> [Exercise aim]: The data must be written out once more, precisely as given.

> [Recorded data]:
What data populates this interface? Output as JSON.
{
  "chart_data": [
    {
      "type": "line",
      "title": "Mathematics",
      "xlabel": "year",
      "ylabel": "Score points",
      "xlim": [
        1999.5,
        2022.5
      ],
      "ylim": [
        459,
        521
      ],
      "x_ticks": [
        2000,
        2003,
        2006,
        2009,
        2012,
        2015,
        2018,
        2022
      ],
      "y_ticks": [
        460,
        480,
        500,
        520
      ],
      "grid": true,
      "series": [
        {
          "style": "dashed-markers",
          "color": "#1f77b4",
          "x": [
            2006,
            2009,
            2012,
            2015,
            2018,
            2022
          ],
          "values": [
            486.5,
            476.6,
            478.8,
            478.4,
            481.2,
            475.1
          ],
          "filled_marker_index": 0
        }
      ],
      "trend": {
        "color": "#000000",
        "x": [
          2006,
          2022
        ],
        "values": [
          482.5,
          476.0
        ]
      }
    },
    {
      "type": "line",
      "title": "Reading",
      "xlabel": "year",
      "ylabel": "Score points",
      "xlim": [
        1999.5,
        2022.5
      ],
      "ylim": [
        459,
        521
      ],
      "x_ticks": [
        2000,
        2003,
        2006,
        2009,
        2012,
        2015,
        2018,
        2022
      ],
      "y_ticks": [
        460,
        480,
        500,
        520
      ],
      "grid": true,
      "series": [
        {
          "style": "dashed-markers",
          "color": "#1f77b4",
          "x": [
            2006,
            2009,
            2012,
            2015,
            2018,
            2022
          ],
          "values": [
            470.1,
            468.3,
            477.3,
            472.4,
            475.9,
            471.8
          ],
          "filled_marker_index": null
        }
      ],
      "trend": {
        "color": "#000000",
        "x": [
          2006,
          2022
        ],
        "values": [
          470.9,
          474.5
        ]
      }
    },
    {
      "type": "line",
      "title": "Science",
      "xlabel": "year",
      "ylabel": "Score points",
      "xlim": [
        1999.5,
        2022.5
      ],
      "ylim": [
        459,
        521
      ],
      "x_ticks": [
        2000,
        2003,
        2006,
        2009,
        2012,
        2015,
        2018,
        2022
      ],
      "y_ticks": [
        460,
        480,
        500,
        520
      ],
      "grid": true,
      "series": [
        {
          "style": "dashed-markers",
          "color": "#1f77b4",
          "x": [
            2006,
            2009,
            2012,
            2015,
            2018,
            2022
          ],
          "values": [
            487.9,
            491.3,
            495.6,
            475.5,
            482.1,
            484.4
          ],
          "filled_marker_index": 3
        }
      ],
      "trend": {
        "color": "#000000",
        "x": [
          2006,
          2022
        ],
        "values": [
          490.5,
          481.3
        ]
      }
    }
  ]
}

> [Solution]:
What data populates this interface? Output as JSON.
{
  "chart_data": [
    {
      "type": "line",
      "title": "Mathematics",
      "xlabel": "year",
      "ylabel": "Score points",
      "xlim": [
        1999.5,
        2022.5
      ],
      "ylim": [
        459,
        521
      ],
      "x_ticks": [
        2000,
        2003,
        2006,
        2009,
        2012,
        2015,
        2018,
        2022
      ],
      "y_ticks": [
        460,
        480,
        500,
        520
      ],
      "grid": true,
      "series": [
        {
          "style": "dashed-markers",
          "color": "#1f77b4",
          "x": [
            2006,
            2009,
            2012,
            2015,
            2018,
            2022
          ],
          "values": [
            486.5,
            476.6,
            478.8,
            478.4,
            481.2,
            475.1
          ],
          "filled_marker_index": 0
        }
      ],
      "trend": {
        "color": "#000000",
        "x": [
          2006,
          2022
        ],
        "values": [
          482.5,
          476.0
        ]
      }
    },
    {
      "type": "line",
      "title": "Reading",
      "xlabel": "year",
      "ylabel": "Score points",
      "xlim": [
        1999.5,
        2022.5
      ],
      "ylim": [
        459,
        521
      ],
      "x_ticks": [
        2000,
        2003,
        2006,
        2009,
        2012,
        2015,
        2018,
        2022
      ],
      "y_ticks": [
        460,
        480,
        500,
        520
      ],
      "grid": true,
      "series": [
        {
          "style": "dashed-markers",
          "color": "#1f77b4",
          "x": [
            2006,
            2009,
            2012,
            2015,
            2018,
            2022
          ],
          "values": [
            470.1,
            468.3,
            477.3,
            472.4,
            475.9,
            471.8
          ],
          "filled_marker_index": null
        }
      ],
      "trend": {
        "color": "#000000",
        "x": [
          2006,
          2022
        ],
        "values": [
          470.9,
          474.5
        ]
      }
    },
    {
      "type": "line",
      "title": "Science",
      "xlabel": "year",
      "ylabel": "Score points",
      "xlim": [
        1999.5,
        2022.5
      ],
      "ylim": [
        459,
        521
      ],
      "x_ticks": [
        2000,
        2003,
        2006,
        2009,
        2012,
        2015,
        2018,
        2022
      ],
      "y_ticks": [
        460,
        480,
        500,
        520
      ],
      "grid": true,
      "series": [
        {
          "style": "dashed-markers",
          "color": "#1f77b4",
          "x": [
            2006,
            2009,
            2012,
            2015,
            2018,
            2022
          ],
          "values": [
            487.9,
            491.3,
            495.6,
            475.5,
            482.1,
            484.4
          ],
          "filled_marker_index": 3
        }
      ],
      "trend": {
        "color": "#000000",
        "x": [
          2006,
          2022
        ],
        "values": [
          490.5,
          481.3
        ]
      }
    }
  ]
}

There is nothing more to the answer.